_Problem to solve_
The records below must be duplicated exactly, character for character.

## BEGIN

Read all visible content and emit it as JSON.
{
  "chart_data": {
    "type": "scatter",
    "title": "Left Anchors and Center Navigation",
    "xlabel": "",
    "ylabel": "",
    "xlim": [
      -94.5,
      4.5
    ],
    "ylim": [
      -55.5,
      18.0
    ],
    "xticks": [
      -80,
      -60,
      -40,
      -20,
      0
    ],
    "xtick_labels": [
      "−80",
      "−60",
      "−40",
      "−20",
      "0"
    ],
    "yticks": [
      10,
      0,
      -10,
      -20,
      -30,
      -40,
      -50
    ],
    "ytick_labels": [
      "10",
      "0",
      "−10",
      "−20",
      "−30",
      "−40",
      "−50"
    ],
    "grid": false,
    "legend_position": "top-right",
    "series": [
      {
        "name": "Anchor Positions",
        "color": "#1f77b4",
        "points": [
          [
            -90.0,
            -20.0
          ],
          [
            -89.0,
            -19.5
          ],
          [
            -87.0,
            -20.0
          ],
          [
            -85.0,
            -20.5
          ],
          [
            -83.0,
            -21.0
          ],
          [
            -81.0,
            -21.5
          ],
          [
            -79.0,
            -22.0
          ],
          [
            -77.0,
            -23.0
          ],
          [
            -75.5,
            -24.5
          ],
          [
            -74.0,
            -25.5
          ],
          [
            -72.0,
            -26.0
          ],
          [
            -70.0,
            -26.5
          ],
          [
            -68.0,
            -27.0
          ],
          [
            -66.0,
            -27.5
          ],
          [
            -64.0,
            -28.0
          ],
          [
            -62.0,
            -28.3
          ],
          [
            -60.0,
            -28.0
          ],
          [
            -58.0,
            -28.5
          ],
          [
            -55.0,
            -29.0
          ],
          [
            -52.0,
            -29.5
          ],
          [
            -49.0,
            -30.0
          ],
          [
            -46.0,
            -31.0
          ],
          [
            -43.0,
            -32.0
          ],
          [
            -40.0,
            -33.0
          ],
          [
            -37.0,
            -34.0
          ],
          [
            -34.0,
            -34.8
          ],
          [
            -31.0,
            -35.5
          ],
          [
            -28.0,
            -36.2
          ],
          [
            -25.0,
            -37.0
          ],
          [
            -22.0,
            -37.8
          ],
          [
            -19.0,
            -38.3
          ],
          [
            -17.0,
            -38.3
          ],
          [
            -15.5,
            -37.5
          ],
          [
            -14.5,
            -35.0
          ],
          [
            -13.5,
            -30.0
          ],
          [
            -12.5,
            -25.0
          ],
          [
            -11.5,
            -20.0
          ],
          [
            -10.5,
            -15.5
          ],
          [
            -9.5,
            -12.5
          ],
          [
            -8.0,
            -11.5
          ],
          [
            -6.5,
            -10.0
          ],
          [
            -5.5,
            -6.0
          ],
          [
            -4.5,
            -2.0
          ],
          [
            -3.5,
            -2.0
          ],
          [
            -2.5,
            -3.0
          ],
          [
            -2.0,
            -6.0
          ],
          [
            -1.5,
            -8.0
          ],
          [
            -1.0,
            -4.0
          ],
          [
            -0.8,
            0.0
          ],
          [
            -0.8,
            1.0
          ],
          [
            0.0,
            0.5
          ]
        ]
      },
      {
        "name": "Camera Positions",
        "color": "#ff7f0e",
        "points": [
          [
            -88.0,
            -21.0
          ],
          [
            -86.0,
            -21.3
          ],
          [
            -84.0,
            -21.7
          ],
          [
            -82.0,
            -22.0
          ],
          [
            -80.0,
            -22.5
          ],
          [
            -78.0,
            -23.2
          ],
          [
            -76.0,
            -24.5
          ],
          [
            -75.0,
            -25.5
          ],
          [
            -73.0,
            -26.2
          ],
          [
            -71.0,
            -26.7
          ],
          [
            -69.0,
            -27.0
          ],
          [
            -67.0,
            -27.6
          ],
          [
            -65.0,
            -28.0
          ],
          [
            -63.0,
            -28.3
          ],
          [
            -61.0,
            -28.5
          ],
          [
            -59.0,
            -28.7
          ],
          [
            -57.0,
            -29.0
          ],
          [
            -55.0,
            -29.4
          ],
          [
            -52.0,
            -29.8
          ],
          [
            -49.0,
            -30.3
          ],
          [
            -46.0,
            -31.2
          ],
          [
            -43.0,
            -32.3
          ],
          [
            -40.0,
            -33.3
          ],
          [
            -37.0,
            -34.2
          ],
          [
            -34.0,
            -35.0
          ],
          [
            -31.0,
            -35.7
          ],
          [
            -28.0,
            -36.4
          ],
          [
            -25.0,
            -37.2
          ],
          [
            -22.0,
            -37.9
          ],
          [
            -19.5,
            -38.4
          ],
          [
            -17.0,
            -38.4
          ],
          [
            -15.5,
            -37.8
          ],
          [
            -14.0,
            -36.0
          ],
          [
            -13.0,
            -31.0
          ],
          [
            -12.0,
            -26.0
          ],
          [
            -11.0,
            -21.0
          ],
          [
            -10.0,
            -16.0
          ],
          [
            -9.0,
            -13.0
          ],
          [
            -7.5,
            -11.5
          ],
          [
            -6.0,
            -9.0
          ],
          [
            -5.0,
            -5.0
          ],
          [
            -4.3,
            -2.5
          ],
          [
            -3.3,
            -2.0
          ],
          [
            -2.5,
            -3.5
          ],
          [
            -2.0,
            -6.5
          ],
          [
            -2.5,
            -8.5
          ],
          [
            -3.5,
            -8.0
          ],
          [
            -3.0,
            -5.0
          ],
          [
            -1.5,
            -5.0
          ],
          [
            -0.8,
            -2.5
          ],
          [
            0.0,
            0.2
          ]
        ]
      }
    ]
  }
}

## END

_Exercise result_
Read all visible content and emit it as JSON.
{
  "chart_data": {
    "type": "scatter",
    "title": "Left Anchors and Center Navigation",
    "xlabel": "",
    "ylabel": "",
    "xlim": [
      -94.5,
      4.5
    ],
    "ylim": [
      -55.5,
      18.0
    ],
    "xticks": [
      -80,
      -60,
      -40,
      -20,
      0
    ],
    "xtick_labels": [
      "−80",
      "−60",
      "−40",
      "−20",
      "0"
    ],
    "yticks": [
      10,
      0,
      -10,
      -20,
      -30,
      -40,
      -50
    ],
    "ytick_labels": [
      "10",
      "0",
      "−10",
      "−20",
      "−30",
      "−40",
      "−50"
    ],
    "grid": false,
    "legend_position": "top-right",
    "series": [
      {
        "name": "Anchor Positions",
        "color": "#1f77b4",
        "points": [
          [
            -90.0,
            -20.0
          ],
          [
            -89.0,
            -19.5
          ],
          [
            -87.0,
            -20.0
          ],
          [
            -85.0,
            -20.5
          ],
          [
            -83.0,
            -21.0
          ],
          [
            -81.0,
            -21.5
          ],
          [
            -79.0,
            -22.0
          ],
          [
            -77.0,
            -23.0
          ],
          [
            -75.5,
            -24.5
          ],
          [
            -74.0,
            -25.5
          ],
          [
            -72.0,
            -26.0
          ],
          [
            -70.0,
            -26.5
          ],
          [
            -68.0,
            -27.0
          ],
          [
            -66.0,
            -27.5
          ],
          [
            -64.0,
            -28.0
          ],
          [
            -62.0,
            -28.3
          ],
          [
            -60.0,
            -28.0
          ],
          [
            -58.0,
            -28.5
          ],
          [
            -55.0,
            -29.0
          ],
          [
            -52.0,
            -29.5
          ],
          [
            -49.0,
            -30.0
          ],
          [
            -46.0,
            -31.0
          ],
          [
            -43.0,
            -32.0
          ],
          [
            -40.0,
            -33.0
          ],
          [
            -37.0,
            -34.0
          ],
          [
            -34.0,
            -34.8
          ],
          [
            -31.0,
            -35.5
          ],
          [
            -28.0,
            -36.2
          ],
          [
            -25.0,
            -37.0
          ],
          [
            -22.0,
            -37.8
          ],
          [
            -19.0,
            -38.3
          ],
          [
            -17.0,
            -38.3
          ],
          [
            -15.5,
            -37.5
          ],
          [
            -14.5,
            -35.0
          ],
          [
            -13.5,
            -30.0
          ],
          [
            -12.5,
            -25.0
          ],
          [
            -11.5,
            -20.0
          ],
          [
            -10.5,
            -15.5
          ],
          [
            -9.5,
            -12.5
          ],
          [
            -8.0,
            -11.5
          ],
          [
            -6.5,
            -10.0
          ],
          [
            -5.5,
            -6.0
          ],
          [
            -4.5,
            -2.0
          ],
          [
            -3.5,
            -2.0
          ],
          [
            -2.5,
            -3.0
          ],
          [
            -2.0,
            -6.0
          ],
          [
            -1.5,
            -8.0
          ],
          [
            -1.0,
            -4.0
          ],
          [
            -0.8,
            0.0
          ],
          [
            -0.8,
            1.0
          ],
          [
            0.0,
            0.5
          ]
        ]
      },
      {
        "name": "Camera Positions",
        "color": "#ff7f0e",
        "points": [
          [
            -88.0,
            -21.0
          ],
          [
            -86.0,
            -21.3
          ],
          [
            -84.0,
            -21.7
          ],
          [
            -82.0,
            -22.0
          ],
          [
            -80.0,
            -22.5
          ],
          [
            -78.0,
            -23.2
          ],
          [
            -76.0,
            -24.5
          ],
          [
            -75.0,
            -25.5
          ],
          [
            -73.0,
            -26.2
          ],
          [
            -71.0,
            -26.7
          ],
          [
            -69.0,
            -27.0
          ],
          [
            -67.0,
            -27.6
          ],
          [
            -65.0,
            -28.0
          ],
          [
            -63.0,
            -28.3
          ],
          [
            -61.0,
            -28.5
          ],
          [
            -59.0,
            -28.7
          ],
          [
            -57.0,
            -29.0
          ],
          [
            -55.0,
            -29.4
          ],
          [
            -52.0,
            -29.8
          ],
          [
            -49.0,
            -30.3
          ],
          [
            -46.0,
            -31.2
          ],
          [
            -43.0,
            -32.3
          ],
          [
            -40.0,
            -33.3
          ],
          [
            -37.0,
            -34.2
          ],
          [
            -34.0,
            -35.0
          ],
          [
            -31.0,
            -35.7
          ],
          [
            -28.0,
            -36.4
          ],
          [
            -25.0,
            -37.2
          ],
          [
            -22.0,
            -37.9
          ],
          [
            -19.5,
            -38.4
          ],
          [
            -17.0,
            -38.4
          ],
          [
            -15.5,
            -37.8
          ],
          [
            -14.0,
            -36.0
          ],
          [
            -13.0,
            -31.0
          ],
          [
            -12.0,
            -26.0
          ],
          [
            -11.0,
            -21.0
          ],
          [
            -10.0,
            -16.0
          ],
          [
            -9.0,
            -13.0
          ],
          [
            -7.5,
            -11.5
          ],
          [
            -6.0,
            -9.0
          ],
          [
            -5.0,
            -5.0
          ],
          [
            -4.3,
            -2.5
          ],
          [
            -3.3,
            -2.0
          ],
          [
            -2.5,
            -3.5
          ],
          [
            -2.0,
            -6.5
          ],
          [
            -2.5,
            -8.5
          ],
          [
            -3.5,
            -8.0
          ],
          [
            -3.0,
            -5.0
          ],
          [
            -1.5,
            -5.0
          ],
          [
            -0.8,
            -2.5
          ],
          [
            0.0,
            0.2
          ]
        ]
      }
    ]
  }
}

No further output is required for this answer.